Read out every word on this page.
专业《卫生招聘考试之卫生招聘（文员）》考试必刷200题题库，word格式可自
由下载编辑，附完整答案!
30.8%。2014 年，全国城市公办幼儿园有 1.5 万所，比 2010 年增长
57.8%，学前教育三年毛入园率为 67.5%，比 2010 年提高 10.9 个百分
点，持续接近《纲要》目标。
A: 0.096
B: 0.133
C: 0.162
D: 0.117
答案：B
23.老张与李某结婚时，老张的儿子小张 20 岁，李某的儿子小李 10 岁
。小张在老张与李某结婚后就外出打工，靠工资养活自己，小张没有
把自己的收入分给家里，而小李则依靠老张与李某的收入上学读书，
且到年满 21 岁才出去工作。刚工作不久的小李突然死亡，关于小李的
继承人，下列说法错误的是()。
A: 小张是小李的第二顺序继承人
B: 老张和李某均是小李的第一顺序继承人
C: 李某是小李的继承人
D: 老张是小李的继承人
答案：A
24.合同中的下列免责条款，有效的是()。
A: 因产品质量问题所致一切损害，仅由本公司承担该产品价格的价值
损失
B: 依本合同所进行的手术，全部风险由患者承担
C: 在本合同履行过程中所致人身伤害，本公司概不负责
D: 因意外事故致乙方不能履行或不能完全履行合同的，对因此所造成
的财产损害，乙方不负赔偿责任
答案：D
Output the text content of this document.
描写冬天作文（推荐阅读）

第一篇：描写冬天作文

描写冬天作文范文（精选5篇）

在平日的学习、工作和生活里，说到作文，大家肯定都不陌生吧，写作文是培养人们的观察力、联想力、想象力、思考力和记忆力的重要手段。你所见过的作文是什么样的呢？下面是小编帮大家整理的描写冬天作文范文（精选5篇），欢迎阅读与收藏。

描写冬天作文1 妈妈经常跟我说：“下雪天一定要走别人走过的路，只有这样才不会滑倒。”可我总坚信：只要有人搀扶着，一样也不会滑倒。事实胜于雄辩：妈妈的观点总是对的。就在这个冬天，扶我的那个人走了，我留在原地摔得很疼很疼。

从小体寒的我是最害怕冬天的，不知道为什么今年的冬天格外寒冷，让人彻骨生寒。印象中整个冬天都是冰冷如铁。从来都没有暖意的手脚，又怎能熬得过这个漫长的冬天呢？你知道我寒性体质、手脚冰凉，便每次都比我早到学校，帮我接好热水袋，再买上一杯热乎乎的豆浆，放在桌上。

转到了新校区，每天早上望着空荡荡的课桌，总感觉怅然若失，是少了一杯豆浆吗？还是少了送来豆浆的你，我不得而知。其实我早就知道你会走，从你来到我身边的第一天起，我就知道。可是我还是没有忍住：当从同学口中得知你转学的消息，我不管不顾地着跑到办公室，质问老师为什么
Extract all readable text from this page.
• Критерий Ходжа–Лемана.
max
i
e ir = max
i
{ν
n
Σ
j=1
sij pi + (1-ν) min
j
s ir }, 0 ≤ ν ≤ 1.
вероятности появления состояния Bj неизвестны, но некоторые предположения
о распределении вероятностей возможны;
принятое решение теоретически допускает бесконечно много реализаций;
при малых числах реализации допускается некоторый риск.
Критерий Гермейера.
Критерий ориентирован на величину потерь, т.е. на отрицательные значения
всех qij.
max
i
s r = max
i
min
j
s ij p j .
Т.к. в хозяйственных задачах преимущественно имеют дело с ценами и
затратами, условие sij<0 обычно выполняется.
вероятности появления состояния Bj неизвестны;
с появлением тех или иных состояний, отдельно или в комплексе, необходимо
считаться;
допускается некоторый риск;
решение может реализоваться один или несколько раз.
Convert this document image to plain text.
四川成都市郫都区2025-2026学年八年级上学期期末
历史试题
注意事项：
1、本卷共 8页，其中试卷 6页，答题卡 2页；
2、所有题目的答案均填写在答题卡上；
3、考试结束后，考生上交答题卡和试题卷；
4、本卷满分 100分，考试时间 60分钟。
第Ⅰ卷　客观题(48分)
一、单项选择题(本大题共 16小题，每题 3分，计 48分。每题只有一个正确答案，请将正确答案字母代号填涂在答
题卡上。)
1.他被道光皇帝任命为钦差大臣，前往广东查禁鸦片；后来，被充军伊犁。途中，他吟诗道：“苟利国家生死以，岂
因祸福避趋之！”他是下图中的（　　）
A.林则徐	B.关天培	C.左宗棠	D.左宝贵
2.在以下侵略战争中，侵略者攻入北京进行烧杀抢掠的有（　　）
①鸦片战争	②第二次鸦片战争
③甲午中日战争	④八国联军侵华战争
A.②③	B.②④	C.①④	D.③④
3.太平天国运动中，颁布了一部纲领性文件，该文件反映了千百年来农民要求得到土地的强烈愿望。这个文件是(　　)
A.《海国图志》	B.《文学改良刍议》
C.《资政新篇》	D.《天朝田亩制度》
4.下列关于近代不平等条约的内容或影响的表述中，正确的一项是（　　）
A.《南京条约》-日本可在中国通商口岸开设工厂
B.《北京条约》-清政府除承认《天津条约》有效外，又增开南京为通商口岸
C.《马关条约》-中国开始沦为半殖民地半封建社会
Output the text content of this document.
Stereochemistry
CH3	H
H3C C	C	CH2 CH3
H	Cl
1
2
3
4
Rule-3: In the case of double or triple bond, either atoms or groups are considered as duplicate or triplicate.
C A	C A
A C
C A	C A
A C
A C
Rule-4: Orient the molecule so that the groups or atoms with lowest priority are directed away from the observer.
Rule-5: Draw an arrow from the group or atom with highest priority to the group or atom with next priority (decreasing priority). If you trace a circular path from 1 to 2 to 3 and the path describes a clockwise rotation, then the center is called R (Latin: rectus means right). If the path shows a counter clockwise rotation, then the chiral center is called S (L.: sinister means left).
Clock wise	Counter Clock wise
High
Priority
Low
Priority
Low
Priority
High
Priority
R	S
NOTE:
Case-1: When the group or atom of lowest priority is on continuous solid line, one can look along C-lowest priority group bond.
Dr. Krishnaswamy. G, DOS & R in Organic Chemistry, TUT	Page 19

GIVEN INSTRUCTION:
Write out every line of the records exactly.

EXPECTED OUTPUT:
Read out every word on this page.
专业《卫生招聘考试之卫生招聘（文员）》考试必刷200题题库，word格式可自
由下载编辑，附完整答案!
30.8%。2014 年，全国城市公办幼儿园有 1.5 万所，比 2010 年增长
57.8%，学前教育三年毛入园率为 67.5%，比 2010 年提高 10.9 个百分
点，持续接近《纲要》目标。
A: 0.096
B: 0.133
C: 0.162
D: 0.117
答案：B
23.老张与李某结婚时，老张的儿子小张 20 岁，李某的儿子小李 10 岁
。小张在老张与李某结婚后就外出打工，靠工资养活自己，小张没有
把自己的收入分给家里，而小李则依靠老张与李某的收入上学读书，
且到年满 21 岁才出去工作。刚工作不久的小李突然死亡，关于小李的
继承人，下列说法错误的是()。
A: 小张是小李的第二顺序继承人
B: 老张和李某均是小李的第一顺序继承人
C: 李某是小李的继承人
D: 老张是小李的继承人
答案：A
24.合同中的下列免责条款，有效的是()。
A: 因产品质量问题所致一切损害，仅由本公司承担该产品价格的价值
损失
B: 依本合同所进行的手术，全部风险由患者承担
C: 在本合同履行过程中所致人身伤害，本公司概不负责
D: 因意外事故致乙方不能履行或不能完全履行合同的，对因此所造成
的财产损害，乙方不负赔偿责任
答案：D
Output the text content of this document.
描写冬天作文（推荐阅读）

第一篇：描写冬天作文

描写冬天作文范文（精选5篇）

在平日的学习、工作和生活里，说到作文，大家肯定都不陌生吧，写作文是培养人们的观察力、联想力、想象力、思考力和记忆力的重要手段。你所见过的作文是什么样的呢？下面是小编帮大家整理的描写冬天作文范文（精选5篇），欢迎阅读与收藏。

描写冬天作文1 妈妈经常跟我说：“下雪天一定要走别人走过的路，只有这样才不会滑倒。”可我总坚信：只要有人搀扶着，一样也不会滑倒。事实胜于雄辩：妈妈的观点总是对的。就在这个冬天，扶我的那个人走了，我留在原地摔得很疼很疼。

从小体寒的我是最害怕冬天的，不知道为什么今年的冬天格外寒冷，让人彻骨生寒。印象中整个冬天都是冰冷如铁。从来都没有暖意的手脚，又怎能熬得过这个漫长的冬天呢？你知道我寒性体质、手脚冰凉，便每次都比我早到学校，帮我接好热水袋，再买上一杯热乎乎的豆浆，放在桌上。

转到了新校区，每天早上望着空荡荡的课桌，总感觉怅然若失，是少了一杯豆浆吗？还是少了送来豆浆的你，我不得而知。其实我早就知道你会走，从你来到我身边的第一天起，我就知道。可是我还是没有忍住：当从同学口中得知你转学的消息，我不管不顾地着跑到办公室，质问老师为什么
Extract all readable text from this page.
• Критерий Ходжа–Лемана.
max
i
e ir = max
i
{ν
n
Σ
j=1
sij pi + (1-ν) min
j
s ir }, 0 ≤ ν ≤ 1.
вероятности появления состояния Bj неизвестны, но некоторые предположения
о распределении вероятностей возможны;
принятое решение теоретически допускает бесконечно много реализаций;
при малых числах реализации допускается некоторый риск.
Критерий Гермейера.
Критерий ориентирован на величину потерь, т.е. на отрицательные значения
всех qij.
max
i
s r = max
i
min
j
s ij p j .
Т.к. в хозяйственных задачах преимущественно имеют дело с ценами и
затратами, условие sij<0 обычно выполняется.
вероятности появления состояния Bj неизвестны;
с появлением тех или иных состояний, отдельно или в комплексе, необходимо
считаться;
допускается некоторый риск;
решение может реализоваться один или несколько раз.
Convert this document image to plain text.
四川成都市郫都区2025-2026学年八年级上学期期末
历史试题
注意事项：
1、本卷共 8页，其中试卷 6页，答题卡 2页；
2、所有题目的答案均填写在答题卡上；
3、考试结束后，考生上交答题卡和试题卷；
4、本卷满分 100分，考试时间 60分钟。
第Ⅰ卷　客观题(48分)
一、单项选择题(本大题共 16小题，每题 3分，计 48分。每题只有一个正确答案，请将正确答案字母代号填涂在答
题卡上。)
1.他被道光皇帝任命为钦差大臣，前往广东查禁鸦片；后来，被充军伊犁。途中，他吟诗道：“苟利国家生死以，岂
因祸福避趋之！”他是下图中的（　　）
A.林则徐	B.关天培	C.左宗棠	D.左宝贵
2.在以下侵略战争中，侵略者攻入北京进行烧杀抢掠的有（　　）
①鸦片战争	②第二次鸦片战争
③甲午中日战争	④八国联军侵华战争
A.②③	B.②④	C.①④	D.③④
3.太平天国运动中，颁布了一部纲领性文件，该文件反映了千百年来农民要求得到土地的强烈愿望。这个文件是(　　)
A.《海国图志》	B.《文学改良刍议》
C.《资政新篇》	D.《天朝田亩制度》
4.下列关于近代不平等条约的内容或影响的表述中，正确的一项是（　　）
A.《南京条约》-日本可在中国通商口岸开设工厂
B.《北京条约》-清政府除承认《天津条约》有效外，又增开南京为通商口岸
C.《马关条约》-中国开始沦为半殖民地半封建社会
Output the text content of this document.
Stereochemistry
CH3	H
H3C C	C	CH2 CH3
H	Cl
1
2
3
4
Rule-3: In the case of double or triple bond, either atoms or groups are considered as duplicate or triplicate.
C A	C A
A C
C A	C A
A C
A C
Rule-4: Orient the molecule so that the groups or atoms with lowest priority are directed away from the observer.
Rule-5: Draw an arrow from the group or atom with highest priority to the group or atom with next priority (decreasing priority). If you trace a circular path from 1 to 2 to 3 and the path describes a clockwise rotation, then the center is called R (Latin: rectus means right). If the path shows a counter clockwise rotation, then the chiral center is called S (L.: sinister means left).
Clock wise	Counter Clock wise
High
Priority
Low
Priority
Low
Priority
High
Priority
R	S
NOTE:
Case-1: When the group or atom of lowest priority is on continuous solid line, one can look along C-lowest priority group bond.
Dr. Krishnaswamy. G, DOS & R in Organic Chemistry, TUT	Page 19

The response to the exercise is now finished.